INSTRUCTIONS TO FOLLOW -
List each line of the data that holds the string "true", please.

RECORDED DATA -
>> BEGIN

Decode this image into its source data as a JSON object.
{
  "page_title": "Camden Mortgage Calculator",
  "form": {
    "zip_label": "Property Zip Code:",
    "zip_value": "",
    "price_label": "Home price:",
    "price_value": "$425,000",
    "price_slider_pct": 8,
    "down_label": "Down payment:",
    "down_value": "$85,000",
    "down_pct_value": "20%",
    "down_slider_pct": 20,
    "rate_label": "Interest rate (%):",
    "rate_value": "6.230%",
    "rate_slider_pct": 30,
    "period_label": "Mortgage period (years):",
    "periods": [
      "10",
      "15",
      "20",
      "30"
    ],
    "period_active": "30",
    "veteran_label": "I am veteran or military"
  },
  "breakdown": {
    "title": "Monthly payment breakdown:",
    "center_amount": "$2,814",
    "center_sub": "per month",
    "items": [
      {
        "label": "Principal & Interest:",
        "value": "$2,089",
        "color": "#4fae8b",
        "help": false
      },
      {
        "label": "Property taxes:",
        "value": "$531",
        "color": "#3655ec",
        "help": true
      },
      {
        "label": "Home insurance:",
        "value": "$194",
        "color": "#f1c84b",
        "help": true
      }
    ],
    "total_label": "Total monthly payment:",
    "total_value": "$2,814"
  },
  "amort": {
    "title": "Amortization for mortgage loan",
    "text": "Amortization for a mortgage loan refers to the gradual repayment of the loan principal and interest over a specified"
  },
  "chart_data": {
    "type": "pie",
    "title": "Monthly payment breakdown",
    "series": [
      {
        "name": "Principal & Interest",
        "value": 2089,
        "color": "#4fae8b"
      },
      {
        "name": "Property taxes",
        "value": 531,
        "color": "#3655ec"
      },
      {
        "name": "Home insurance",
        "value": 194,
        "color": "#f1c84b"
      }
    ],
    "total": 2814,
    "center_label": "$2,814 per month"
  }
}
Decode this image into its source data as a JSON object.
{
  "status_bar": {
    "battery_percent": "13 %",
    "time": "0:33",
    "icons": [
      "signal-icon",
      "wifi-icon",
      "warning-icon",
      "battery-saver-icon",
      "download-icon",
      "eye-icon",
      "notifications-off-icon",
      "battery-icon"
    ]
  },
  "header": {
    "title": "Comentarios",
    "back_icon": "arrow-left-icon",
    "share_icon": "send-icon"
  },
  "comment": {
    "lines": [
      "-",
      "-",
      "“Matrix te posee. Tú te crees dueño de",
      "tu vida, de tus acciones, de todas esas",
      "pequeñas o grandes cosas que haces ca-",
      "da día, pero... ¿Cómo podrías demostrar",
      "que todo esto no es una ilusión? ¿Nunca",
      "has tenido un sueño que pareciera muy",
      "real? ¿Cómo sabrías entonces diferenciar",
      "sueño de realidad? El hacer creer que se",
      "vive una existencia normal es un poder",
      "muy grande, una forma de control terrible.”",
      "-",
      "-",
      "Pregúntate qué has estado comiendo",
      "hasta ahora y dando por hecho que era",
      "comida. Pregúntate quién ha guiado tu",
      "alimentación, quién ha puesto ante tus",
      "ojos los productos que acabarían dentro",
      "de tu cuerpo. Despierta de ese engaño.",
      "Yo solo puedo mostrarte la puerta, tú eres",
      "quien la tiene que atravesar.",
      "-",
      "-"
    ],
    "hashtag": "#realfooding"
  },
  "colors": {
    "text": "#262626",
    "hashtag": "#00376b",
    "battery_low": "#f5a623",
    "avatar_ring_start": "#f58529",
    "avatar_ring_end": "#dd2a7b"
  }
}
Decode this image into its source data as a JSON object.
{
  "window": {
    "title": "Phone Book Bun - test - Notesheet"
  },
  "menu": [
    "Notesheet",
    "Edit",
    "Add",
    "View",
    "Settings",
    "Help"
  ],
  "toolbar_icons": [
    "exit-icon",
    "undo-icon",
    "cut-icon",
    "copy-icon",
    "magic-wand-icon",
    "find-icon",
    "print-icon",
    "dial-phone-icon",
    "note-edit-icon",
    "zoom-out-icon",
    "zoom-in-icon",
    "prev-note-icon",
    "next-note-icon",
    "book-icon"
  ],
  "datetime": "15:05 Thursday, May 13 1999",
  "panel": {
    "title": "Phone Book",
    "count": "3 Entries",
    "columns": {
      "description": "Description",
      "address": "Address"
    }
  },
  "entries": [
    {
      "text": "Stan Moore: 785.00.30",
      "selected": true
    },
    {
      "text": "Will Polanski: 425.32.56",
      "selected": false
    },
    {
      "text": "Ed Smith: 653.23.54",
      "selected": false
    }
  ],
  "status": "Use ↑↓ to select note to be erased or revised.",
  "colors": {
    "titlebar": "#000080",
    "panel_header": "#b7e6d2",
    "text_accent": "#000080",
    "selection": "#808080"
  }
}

>> END
>> BEGIN

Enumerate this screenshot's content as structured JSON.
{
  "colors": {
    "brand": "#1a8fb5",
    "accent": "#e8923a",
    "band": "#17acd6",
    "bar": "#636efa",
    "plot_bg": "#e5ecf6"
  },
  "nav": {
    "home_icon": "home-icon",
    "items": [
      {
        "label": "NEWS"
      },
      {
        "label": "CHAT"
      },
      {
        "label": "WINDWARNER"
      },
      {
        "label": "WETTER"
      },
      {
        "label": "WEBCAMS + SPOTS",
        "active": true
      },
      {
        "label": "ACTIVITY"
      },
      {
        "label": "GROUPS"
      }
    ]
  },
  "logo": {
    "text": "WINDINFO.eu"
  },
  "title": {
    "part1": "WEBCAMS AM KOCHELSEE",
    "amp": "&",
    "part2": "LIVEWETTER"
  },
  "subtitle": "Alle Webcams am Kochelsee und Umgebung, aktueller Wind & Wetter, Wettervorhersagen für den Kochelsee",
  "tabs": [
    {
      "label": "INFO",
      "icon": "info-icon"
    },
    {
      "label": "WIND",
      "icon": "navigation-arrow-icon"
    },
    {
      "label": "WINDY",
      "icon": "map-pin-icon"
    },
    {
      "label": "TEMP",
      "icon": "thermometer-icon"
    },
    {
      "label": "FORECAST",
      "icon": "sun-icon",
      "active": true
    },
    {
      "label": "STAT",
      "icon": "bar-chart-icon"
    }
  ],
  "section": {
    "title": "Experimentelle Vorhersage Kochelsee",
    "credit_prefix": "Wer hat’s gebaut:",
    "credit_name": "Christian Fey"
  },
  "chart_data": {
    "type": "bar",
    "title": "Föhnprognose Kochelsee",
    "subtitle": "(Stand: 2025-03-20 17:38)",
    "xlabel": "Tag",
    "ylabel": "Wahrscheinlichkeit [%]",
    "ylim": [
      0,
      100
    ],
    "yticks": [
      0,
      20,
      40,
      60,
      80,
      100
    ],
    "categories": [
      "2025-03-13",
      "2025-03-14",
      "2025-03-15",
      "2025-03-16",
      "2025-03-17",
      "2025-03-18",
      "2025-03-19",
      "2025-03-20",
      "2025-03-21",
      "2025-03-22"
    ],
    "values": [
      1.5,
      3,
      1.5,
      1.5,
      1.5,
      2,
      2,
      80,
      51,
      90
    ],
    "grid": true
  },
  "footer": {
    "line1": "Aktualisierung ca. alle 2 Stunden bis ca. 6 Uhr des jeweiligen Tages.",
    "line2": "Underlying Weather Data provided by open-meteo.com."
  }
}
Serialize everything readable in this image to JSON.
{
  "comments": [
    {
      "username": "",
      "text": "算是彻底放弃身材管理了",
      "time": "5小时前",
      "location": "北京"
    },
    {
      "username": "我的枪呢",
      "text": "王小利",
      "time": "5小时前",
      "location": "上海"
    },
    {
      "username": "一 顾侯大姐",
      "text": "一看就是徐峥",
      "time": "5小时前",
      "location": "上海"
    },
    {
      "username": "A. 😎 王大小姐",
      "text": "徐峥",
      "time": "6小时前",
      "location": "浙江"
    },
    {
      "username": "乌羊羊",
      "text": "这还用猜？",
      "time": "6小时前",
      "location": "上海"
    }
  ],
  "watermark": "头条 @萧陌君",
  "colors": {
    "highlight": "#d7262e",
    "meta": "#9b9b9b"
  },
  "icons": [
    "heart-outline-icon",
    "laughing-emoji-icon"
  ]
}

>> END

ANSWER TO THIS PROBLEM -
        "help": true
        "help": true
      "selected": true
        "active": true
      "active": true
    "grid": true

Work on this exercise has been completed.